▶ [Given passage]
You are manipulating strings, witch need to be null-terminated.
You should use fgets(3) to get your string and then strlen(3) to get the length.
Then you can move in your string by
while (str[i] != '*' && i < strlen(str))
good luck
I am previously a java programmer, but I'm now doing a C course at university (computer science major).
I need the user to be able to enter 3 chars,the first 2 being numbers, and the last 1 being either 'v' or 'h'.
For example "1 2 v".
I need the user to be able to enter it with the spaces in between each character.
This is my current code:
void manageInput(char box[][width]){
char move[4];
char input[16];
while(1){
scanf("%s", input);
int i = 0;
while(input[i] != 0){
if(input[i] != ' ' && input[i] != "\n"){
move[i] = input[i];
}
i++;
}
printf("%s\n", move);
makeMove(box, move);
printBox(box, height, width);
// TODO
if(move[0] == 'x'){
exit(0);
}
}
}
However if I run it, it works fine when I enter the chars with out spaces like "12v", but If I enter "1 2 v", it will print out "1", call printBox, then print out "2", then print out box again, and so on.

▶ [What this exercise asks]
1. Please repeat part of the C input thread word for word, beginning at the words "You are manipulating" and stopping after "(computer science major).".
2. Render this sentence from the C input thread in Spanish: "You should use fgets(3) to get your string and then strlen(3) to get the length."
3. According to the C input thread, which two letters may the last of the three entered characters be?

▶ [Items]
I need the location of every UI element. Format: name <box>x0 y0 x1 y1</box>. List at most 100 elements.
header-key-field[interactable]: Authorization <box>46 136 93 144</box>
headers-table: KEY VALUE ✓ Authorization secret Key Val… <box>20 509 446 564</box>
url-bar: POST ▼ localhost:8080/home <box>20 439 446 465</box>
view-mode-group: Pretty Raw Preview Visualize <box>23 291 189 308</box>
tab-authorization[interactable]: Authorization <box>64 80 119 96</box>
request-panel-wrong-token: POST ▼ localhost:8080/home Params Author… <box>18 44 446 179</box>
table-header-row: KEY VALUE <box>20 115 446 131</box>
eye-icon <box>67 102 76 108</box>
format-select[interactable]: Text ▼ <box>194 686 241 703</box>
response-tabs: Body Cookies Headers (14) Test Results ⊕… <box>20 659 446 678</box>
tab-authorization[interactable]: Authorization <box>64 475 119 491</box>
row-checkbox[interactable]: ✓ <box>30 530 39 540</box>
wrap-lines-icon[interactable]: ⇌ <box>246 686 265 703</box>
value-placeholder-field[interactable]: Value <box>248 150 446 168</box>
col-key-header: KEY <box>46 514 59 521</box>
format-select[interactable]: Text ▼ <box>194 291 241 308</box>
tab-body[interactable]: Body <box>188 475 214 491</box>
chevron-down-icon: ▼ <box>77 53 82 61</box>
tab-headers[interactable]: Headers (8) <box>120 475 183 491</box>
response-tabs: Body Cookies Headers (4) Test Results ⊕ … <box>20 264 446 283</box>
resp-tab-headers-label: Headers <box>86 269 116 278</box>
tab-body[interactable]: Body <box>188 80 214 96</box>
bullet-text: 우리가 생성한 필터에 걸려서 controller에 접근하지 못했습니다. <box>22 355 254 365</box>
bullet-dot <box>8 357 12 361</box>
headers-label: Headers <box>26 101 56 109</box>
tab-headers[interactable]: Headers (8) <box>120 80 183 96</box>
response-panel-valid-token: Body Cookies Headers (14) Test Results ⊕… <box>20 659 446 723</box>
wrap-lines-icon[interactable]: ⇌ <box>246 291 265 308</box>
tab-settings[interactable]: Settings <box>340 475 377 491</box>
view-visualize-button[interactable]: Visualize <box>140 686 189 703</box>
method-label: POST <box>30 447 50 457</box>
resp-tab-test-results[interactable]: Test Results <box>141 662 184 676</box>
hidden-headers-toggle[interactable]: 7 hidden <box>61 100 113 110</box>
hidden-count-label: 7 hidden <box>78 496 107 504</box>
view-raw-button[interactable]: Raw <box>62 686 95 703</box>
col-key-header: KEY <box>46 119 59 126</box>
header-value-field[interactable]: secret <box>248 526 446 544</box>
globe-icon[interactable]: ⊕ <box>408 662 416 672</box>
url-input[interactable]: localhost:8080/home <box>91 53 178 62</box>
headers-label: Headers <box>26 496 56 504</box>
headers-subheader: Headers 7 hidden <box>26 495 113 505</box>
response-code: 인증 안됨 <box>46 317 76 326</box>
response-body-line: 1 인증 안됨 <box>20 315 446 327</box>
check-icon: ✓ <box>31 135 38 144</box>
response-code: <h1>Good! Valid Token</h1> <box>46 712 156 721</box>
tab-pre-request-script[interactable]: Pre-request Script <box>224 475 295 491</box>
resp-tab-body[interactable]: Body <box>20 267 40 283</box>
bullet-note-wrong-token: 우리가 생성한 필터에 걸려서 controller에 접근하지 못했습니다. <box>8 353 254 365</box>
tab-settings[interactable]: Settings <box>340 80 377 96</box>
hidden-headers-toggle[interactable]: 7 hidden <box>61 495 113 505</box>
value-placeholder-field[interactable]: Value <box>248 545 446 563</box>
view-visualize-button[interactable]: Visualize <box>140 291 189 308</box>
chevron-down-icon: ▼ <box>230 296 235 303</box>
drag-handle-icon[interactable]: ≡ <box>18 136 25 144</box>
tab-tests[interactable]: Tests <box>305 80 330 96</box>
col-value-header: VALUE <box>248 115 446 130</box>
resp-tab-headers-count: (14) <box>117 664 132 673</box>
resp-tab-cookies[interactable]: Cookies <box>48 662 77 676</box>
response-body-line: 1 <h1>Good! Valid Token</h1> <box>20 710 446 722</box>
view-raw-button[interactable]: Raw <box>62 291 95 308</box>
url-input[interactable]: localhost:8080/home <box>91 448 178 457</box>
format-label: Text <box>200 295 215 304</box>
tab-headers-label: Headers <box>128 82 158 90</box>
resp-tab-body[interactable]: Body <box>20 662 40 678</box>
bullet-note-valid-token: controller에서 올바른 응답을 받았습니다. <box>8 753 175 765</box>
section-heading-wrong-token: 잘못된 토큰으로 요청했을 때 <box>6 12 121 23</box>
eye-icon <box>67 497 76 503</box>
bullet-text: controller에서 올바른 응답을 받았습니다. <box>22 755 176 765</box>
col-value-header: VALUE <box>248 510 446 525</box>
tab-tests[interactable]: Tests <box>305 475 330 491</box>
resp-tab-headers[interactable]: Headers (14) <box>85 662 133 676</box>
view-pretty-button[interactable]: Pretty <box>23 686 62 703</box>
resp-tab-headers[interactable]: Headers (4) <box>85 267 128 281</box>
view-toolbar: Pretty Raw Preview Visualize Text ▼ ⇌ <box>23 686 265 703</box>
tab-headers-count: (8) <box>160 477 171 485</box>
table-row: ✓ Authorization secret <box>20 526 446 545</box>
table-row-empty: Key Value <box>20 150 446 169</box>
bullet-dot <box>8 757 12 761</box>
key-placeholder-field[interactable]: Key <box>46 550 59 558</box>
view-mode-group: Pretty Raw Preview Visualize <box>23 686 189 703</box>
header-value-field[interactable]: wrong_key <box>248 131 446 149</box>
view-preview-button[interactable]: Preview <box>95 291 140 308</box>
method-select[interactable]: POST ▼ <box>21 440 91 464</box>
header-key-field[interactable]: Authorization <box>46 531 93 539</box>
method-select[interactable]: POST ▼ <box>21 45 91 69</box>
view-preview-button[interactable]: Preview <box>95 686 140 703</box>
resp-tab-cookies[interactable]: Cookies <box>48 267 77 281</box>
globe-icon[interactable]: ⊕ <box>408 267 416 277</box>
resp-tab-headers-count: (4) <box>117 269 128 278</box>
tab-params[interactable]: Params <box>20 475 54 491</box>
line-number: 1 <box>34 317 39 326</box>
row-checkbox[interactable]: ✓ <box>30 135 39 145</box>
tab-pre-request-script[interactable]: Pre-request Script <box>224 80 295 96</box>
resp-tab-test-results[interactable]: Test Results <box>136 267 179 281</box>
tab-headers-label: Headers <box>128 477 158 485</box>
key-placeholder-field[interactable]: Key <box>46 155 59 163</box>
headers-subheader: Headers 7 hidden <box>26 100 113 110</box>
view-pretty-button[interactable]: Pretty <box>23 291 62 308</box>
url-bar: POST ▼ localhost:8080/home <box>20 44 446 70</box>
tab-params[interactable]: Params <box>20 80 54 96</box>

▶ [Replies]
1.
You are manipulating strings, witch need to be null-terminated.
You should use fgets(3) to get your string and then strlen(3) to get the length.
Then you can move in your string by
while (str[i] != '*' && i < strlen(str))
good luck
I am previously a java programmer, but I'm now doing a C course at university (computer science major).

2. Deberías usar fgets(3) para obtener tu cadena y luego strlen(3) para obtener la longitud.

3. 'v' or 'h'